[TRECHO DE ORIGEM]:
- O presidente Luiz Inácio Lula da Silva sancionou a ampliação da licença-paternidade no Brasil, com mudança gradual até 2029.
- O prazo passa de cinco dias atuais para 10 dias em 2027, 15 dias em 2028 e 20 dias em 2029.
- O projeto já havia sido aprovado no Senado no dia 4 e estava em discussão no Congresso há 19 anos.
- A justificativa inclui maior participação dos pais nos cuidados com filhos recém-nascidos ou adotados e impactos positivos na saúde mental familiar.
- Empresas como Grupo Boticário e Nubank já adotam 120 dias de licença igualitária para pais e mães, como diferencial competitivo.
O presidente Luiz Inácio Lula da Silva sancionou, nesta terça-feira (31), o projeto que amplia a licença-paternidade no Brasil. A mudança será implementada de forma gradual, iniciando com 10 dias em 2027, 15 em 2028 e 20 em 2029.
O texto foi aprovado pelo Senado no dia 4 deste mês, encerrando quase duas décadas de debate. A iniciativa ganhou impulso após ser apresentada em 2007 pela ex-senadora Patrícia Saboya e relatoria de Ana Paula Lobato (PDT-MA).
Benefícios esperados
A ampliação busca aumentar a participação dos pais nos cuidados com filhos recém-nascidos ou adotados, com impactos positivos na saúde mental da família e no desenvolvimento infantil.

[DADOS FORNECIDOS]:
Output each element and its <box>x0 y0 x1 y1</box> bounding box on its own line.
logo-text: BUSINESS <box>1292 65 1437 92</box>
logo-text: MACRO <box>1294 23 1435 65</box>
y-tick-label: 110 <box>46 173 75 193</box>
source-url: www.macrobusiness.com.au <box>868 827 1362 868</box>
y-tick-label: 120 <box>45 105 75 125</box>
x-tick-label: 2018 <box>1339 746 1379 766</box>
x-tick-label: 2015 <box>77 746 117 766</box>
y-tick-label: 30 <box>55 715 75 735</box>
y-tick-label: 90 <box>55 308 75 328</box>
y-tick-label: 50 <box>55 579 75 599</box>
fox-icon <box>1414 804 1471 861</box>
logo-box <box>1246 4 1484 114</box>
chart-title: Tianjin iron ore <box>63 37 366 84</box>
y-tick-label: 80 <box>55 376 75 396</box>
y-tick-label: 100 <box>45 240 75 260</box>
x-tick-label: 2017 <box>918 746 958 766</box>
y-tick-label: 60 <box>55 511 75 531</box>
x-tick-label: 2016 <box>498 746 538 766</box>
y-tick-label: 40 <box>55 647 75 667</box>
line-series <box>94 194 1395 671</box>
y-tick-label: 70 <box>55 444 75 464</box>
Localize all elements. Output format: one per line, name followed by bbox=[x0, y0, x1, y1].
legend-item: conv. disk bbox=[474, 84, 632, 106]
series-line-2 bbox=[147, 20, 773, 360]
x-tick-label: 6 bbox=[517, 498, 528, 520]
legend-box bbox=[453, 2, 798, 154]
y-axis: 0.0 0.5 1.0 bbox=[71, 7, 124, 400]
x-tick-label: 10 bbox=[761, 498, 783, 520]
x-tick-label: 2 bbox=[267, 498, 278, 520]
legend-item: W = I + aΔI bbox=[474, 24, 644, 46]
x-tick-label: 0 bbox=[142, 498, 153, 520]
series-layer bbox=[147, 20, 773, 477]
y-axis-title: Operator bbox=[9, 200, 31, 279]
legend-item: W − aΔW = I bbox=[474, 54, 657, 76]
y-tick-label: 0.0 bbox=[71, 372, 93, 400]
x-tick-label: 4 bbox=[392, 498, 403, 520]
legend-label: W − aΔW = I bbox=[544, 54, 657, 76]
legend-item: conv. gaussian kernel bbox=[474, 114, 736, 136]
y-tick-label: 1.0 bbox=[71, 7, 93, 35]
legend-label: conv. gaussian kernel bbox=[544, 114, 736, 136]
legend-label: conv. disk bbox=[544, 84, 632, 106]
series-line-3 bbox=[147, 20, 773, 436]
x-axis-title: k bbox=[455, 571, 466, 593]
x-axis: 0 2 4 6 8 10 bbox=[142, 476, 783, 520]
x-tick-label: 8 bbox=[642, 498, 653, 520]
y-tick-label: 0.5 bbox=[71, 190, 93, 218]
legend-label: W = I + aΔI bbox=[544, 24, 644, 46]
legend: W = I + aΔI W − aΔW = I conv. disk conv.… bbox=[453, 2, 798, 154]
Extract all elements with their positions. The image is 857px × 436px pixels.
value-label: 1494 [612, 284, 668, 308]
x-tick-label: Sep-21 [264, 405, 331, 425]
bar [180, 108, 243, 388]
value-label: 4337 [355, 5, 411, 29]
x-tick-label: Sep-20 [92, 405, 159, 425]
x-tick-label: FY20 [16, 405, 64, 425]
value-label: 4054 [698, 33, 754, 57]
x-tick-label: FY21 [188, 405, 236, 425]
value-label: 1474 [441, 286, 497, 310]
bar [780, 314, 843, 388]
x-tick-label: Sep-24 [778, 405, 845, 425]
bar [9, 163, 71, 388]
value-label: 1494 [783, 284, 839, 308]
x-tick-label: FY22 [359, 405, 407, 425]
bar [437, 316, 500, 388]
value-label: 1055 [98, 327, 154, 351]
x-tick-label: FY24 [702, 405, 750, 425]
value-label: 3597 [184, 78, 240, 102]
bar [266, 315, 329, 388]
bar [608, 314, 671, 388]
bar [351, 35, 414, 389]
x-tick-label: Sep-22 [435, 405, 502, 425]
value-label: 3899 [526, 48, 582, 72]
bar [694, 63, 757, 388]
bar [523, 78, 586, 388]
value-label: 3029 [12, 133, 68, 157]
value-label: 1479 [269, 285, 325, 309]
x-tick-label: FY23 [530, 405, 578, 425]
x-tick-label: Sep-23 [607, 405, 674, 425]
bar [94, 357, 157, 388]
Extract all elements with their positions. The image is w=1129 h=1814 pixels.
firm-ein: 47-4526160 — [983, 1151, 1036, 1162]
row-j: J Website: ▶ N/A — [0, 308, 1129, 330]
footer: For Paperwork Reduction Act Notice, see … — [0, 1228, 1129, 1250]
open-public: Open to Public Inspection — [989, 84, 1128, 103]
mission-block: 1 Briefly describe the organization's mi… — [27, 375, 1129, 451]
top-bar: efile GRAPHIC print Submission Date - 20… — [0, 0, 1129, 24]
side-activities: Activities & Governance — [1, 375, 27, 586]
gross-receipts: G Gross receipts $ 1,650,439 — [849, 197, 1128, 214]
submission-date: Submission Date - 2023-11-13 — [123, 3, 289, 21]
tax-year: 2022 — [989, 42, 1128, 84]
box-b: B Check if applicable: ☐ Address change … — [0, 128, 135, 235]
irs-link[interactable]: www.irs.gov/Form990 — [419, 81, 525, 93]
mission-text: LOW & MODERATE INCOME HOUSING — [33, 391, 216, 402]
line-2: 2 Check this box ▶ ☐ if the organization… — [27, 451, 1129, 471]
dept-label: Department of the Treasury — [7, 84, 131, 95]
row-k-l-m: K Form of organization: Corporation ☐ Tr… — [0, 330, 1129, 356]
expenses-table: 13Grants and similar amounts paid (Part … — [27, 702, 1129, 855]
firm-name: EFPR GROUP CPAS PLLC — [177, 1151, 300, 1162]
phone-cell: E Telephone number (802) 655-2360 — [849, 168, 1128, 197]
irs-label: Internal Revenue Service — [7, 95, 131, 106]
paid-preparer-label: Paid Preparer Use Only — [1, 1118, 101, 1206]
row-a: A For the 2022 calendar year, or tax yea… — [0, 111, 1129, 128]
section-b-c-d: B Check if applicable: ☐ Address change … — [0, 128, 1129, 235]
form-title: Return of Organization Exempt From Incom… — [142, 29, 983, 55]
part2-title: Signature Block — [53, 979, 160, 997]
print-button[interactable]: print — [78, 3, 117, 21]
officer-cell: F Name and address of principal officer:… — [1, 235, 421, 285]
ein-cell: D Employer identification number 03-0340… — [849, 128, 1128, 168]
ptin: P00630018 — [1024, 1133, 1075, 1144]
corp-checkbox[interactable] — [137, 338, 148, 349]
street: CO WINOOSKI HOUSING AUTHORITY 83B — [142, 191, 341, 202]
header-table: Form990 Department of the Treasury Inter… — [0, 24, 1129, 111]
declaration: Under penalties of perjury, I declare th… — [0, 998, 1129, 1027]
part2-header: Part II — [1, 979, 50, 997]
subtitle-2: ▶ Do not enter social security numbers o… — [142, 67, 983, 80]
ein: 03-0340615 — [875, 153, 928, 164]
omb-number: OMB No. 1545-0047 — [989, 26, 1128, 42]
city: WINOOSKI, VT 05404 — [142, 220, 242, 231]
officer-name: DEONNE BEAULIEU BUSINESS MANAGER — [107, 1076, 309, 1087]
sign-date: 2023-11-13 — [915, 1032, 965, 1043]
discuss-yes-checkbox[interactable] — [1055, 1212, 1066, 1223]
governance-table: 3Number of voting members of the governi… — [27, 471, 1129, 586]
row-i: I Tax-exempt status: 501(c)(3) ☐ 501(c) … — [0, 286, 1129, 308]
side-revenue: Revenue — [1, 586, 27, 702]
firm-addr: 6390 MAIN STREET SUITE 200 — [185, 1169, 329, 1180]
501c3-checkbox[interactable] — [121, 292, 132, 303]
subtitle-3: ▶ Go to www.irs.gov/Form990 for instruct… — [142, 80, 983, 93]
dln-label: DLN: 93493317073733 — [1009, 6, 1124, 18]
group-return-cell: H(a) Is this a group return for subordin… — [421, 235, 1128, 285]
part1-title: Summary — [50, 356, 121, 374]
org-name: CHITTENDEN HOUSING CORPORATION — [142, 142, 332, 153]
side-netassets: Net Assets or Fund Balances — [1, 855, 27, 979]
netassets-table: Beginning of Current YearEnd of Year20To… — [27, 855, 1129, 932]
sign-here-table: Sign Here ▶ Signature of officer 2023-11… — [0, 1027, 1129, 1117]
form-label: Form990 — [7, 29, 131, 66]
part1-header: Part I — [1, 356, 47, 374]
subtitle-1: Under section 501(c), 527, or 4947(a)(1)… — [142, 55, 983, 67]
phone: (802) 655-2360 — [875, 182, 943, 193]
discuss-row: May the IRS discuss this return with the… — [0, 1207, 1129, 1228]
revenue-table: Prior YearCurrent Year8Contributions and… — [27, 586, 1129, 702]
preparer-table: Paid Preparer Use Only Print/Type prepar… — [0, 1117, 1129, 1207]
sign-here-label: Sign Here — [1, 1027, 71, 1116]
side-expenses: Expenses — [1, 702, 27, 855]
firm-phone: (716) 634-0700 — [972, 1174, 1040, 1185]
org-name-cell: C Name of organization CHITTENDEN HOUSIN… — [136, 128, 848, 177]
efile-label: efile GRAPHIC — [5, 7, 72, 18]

[TAREFAS SOLICITADAS]:
• 1. Segundo a notícia sobre a licença-paternidade, por quem o projeto foi apresentado em 2007?
• 2. Prossiga a notícia sobre a ampliação da licença-paternidade, começando logo após o último parágrafo.

[RESPOSTAS ÀS TAREFAS]:
• 1. Pela ex-senadora Patrícia Saboya.

• 2.
Dados da pesquisa Radar da Parentalidade apontam que mais de 80% dos pais desejam licença mais longa, com 34% querendo acima de 21 dias e 26% defendendo 120 dias.
Estudos indicam que a licença paternidade pode melhorar o desempenho escolar das crianças e reduzir a sobrecarga materna, contribuindo para a equidade de gênero no mercado de trabalho.
Embora haja adesão, ainda persiste resistência interna nas empresas e entre alguns homens, que temem prejuízos à carreira por tirar a licença.
No mercado, empresas como Grupo Boticário e Nubank já adotam licenças igualitárias de 120 dias para pais e mães, um modelo que reforça a ideia de parentalidade compartilhada como diferencial competitivo.